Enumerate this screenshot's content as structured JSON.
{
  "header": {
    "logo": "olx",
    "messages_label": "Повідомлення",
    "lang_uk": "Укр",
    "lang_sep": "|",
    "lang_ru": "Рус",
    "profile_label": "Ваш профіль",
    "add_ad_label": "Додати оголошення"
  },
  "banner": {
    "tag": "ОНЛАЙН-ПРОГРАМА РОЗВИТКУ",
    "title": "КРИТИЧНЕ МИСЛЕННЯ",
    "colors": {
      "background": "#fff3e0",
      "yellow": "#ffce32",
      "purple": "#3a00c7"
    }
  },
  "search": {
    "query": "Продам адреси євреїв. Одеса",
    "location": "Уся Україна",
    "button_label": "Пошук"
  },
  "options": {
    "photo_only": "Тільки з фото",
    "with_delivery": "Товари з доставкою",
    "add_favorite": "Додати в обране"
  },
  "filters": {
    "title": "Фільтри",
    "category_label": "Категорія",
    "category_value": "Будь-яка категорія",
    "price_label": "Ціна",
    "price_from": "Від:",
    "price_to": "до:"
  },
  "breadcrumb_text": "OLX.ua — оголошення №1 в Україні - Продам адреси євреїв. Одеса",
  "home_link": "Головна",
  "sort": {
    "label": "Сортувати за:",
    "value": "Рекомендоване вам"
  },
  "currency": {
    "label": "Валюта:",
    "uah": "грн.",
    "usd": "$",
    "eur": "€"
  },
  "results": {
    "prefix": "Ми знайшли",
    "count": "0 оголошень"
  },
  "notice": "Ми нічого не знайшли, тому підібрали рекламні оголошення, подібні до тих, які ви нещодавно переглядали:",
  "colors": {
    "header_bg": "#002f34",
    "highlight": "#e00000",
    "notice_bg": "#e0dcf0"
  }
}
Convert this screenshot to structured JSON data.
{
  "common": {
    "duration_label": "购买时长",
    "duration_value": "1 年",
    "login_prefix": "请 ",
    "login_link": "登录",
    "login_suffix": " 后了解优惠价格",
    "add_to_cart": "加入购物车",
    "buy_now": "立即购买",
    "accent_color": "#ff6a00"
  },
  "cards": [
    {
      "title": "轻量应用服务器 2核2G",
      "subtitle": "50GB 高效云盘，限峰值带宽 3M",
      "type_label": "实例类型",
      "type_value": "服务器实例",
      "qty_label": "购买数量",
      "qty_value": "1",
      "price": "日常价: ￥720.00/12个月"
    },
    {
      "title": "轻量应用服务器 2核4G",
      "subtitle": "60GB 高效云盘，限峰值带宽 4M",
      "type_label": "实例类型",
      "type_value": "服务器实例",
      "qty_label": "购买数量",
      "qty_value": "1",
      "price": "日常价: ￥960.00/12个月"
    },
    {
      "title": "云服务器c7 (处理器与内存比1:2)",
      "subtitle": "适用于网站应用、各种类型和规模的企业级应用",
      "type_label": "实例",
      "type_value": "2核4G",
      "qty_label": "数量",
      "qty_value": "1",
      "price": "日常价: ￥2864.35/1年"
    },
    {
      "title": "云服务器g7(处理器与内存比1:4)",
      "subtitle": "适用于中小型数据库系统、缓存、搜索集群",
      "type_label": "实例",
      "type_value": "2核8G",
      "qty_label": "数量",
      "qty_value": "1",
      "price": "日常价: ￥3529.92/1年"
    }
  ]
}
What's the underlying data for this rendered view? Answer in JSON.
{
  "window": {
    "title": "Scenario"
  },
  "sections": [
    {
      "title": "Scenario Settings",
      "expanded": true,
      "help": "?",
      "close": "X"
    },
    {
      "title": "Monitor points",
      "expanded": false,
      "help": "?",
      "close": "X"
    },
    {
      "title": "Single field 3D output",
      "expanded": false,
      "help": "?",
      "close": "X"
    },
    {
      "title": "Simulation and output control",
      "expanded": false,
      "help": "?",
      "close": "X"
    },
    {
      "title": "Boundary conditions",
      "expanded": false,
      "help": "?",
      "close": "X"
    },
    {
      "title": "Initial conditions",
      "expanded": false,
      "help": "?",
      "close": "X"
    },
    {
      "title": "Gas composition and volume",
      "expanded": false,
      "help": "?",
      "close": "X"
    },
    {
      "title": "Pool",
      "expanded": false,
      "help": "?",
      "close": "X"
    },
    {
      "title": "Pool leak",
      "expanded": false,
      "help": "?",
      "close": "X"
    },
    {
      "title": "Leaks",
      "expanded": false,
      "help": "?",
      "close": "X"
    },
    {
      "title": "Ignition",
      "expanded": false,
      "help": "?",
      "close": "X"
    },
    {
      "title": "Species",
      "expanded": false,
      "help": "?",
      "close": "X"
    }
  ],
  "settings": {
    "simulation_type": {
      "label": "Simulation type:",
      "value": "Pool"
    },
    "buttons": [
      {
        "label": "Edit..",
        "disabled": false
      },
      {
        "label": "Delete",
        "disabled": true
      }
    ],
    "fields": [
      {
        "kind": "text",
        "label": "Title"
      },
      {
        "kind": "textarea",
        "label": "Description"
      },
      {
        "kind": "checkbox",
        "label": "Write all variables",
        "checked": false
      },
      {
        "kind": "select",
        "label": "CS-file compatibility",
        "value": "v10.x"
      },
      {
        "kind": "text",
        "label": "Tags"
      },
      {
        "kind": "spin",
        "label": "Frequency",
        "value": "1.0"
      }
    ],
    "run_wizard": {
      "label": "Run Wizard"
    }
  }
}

§ §

▶ [EXERCISE]:
Give the data again, exactly as it stands.

▶ [COMPLETE OUTPUT]:
Enumerate this screenshot's content as structured JSON.
{
  "header": {
    "logo": "olx",
    "messages_label": "Повідомлення",
    "lang_uk": "Укр",
    "lang_sep": "|",
    "lang_ru": "Рус",
    "profile_label": "Ваш профіль",
    "add_ad_label": "Додати оголошення"
  },
  "banner": {
    "tag": "ОНЛАЙН-ПРОГРАМА РОЗВИТКУ",
    "title": "КРИТИЧНЕ МИСЛЕННЯ",
    "colors": {
      "background": "#fff3e0",
      "yellow": "#ffce32",
      "purple": "#3a00c7"
    }
  },
  "search": {
    "query": "Продам адреси євреїв. Одеса",
    "location": "Уся Україна",
    "button_label": "Пошук"
  },
  "options": {
    "photo_only": "Тільки з фото",
    "with_delivery": "Товари з доставкою",
    "add_favorite": "Додати в обране"
  },
  "filters": {
    "title": "Фільтри",
    "category_label": "Категорія",
    "category_value": "Будь-яка категорія",
    "price_label": "Ціна",
    "price_from": "Від:",
    "price_to": "до:"
  },
  "breadcrumb_text": "OLX.ua — оголошення №1 в Україні - Продам адреси євреїв. Одеса",
  "home_link": "Головна",
  "sort": {
    "label": "Сортувати за:",
    "value": "Рекомендоване вам"
  },
  "currency": {
    "label": "Валюта:",
    "uah": "грн.",
    "usd": "$",
    "eur": "€"
  },
  "results": {
    "prefix": "Ми знайшли",
    "count": "0 оголошень"
  },
  "notice": "Ми нічого не знайшли, тому підібрали рекламні оголошення, подібні до тих, які ви нещодавно переглядали:",
  "colors": {
    "header_bg": "#002f34",
    "highlight": "#e00000",
    "notice_bg": "#e0dcf0"
  }
}
Convert this screenshot to structured JSON data.
{
  "common": {
    "duration_label": "购买时长",
    "duration_value": "1 年",
    "login_prefix": "请 ",
    "login_link": "登录",
    "login_suffix": " 后了解优惠价格",
    "add_to_cart": "加入购物车",
    "buy_now": "立即购买",
    "accent_color": "#ff6a00"
  },
  "cards": [
    {
      "title": "轻量应用服务器 2核2G",
      "subtitle": "50GB 高效云盘，限峰值带宽 3M",
      "type_label": "实例类型",
      "type_value": "服务器实例",
      "qty_label": "购买数量",
      "qty_value": "1",
      "price": "日常价: ￥720.00/12个月"
    },
    {
      "title": "轻量应用服务器 2核4G",
      "subtitle": "60GB 高效云盘，限峰值带宽 4M",
      "type_label": "实例类型",
      "type_value": "服务器实例",
      "qty_label": "购买数量",
      "qty_value": "1",
      "price": "日常价: ￥960.00/12个月"
    },
    {
      "title": "云服务器c7 (处理器与内存比1:2)",
      "subtitle": "适用于网站应用、各种类型和规模的企业级应用",
      "type_label": "实例",
      "type_value": "2核4G",
      "qty_label": "数量",
      "qty_value": "1",
      "price": "日常价: ￥2864.35/1年"
    },
    {
      "title": "云服务器g7(处理器与内存比1:4)",
      "subtitle": "适用于中小型数据库系统、缓存、搜索集群",
      "type_label": "实例",
      "type_value": "2核8G",
      "qty_label": "数量",
      "qty_value": "1",
      "price": "日常价: ￥3529.92/1年"
    }
  ]
}
What's the underlying data for this rendered view? Answer in JSON.
{
  "window": {
    "title": "Scenario"
  },
  "sections": [
    {
      "title": "Scenario Settings",
      "expanded": true,
      "help": "?",
      "close": "X"
    },
    {
      "title": "Monitor points",
      "expanded": false,
      "help": "?",
      "close": "X"
    },
    {
      "title": "Single field 3D output",
      "expanded": false,
      "help": "?",
      "close": "X"
    },
    {
      "title": "Simulation and output control",
      "expanded": false,
      "help": "?",
      "close": "X"
    },
    {
      "title": "Boundary conditions",
      "expanded": false,
      "help": "?",
      "close": "X"
    },
    {
      "title": "Initial conditions",
      "expanded": false,
      "help": "?",
      "close": "X"
    },
    {
      "title": "Gas composition and volume",
      "expanded": false,
      "help": "?",
      "close": "X"
    },
    {
      "title": "Pool",
      "expanded": false,
      "help": "?",
      "close": "X"
    },
    {
      "title": "Pool leak",
      "expanded": false,
      "help": "?",
      "close": "X"
    },
    {
      "title": "Leaks",
      "expanded": false,
      "help": "?",
      "close": "X"
    },
    {
      "title": "Ignition",
      "expanded": false,
      "help": "?",
      "close": "X"
    },
    {
      "title": "Species",
      "expanded": false,
      "help": "?",
      "close": "X"
    }
  ],
  "settings": {
    "simulation_type": {
      "label": "Simulation type:",
      "value": "Pool"
    },
    "buttons": [
      {
        "label": "Edit..",
        "disabled": false
      },
      {
        "label": "Delete",
        "disabled": true
      }
    ],
    "fields": [
      {
        "kind": "text",
        "label": "Title"
      },
      {
        "kind": "textarea",
        "label": "Description"
      },
      {
        "kind": "checkbox",
        "label": "Write all variables",
        "checked": false
      },
      {
        "kind": "select",
        "label": "CS-file compatibility",
        "value": "v10.x"
      },
      {
        "kind": "text",
        "label": "Tags"
      },
      {
        "kind": "spin",
        "label": "Frequency",
        "value": "1.0"
      }
    ],
    "run_wizard": {
      "label": "Run Wizard"
    }
  }
}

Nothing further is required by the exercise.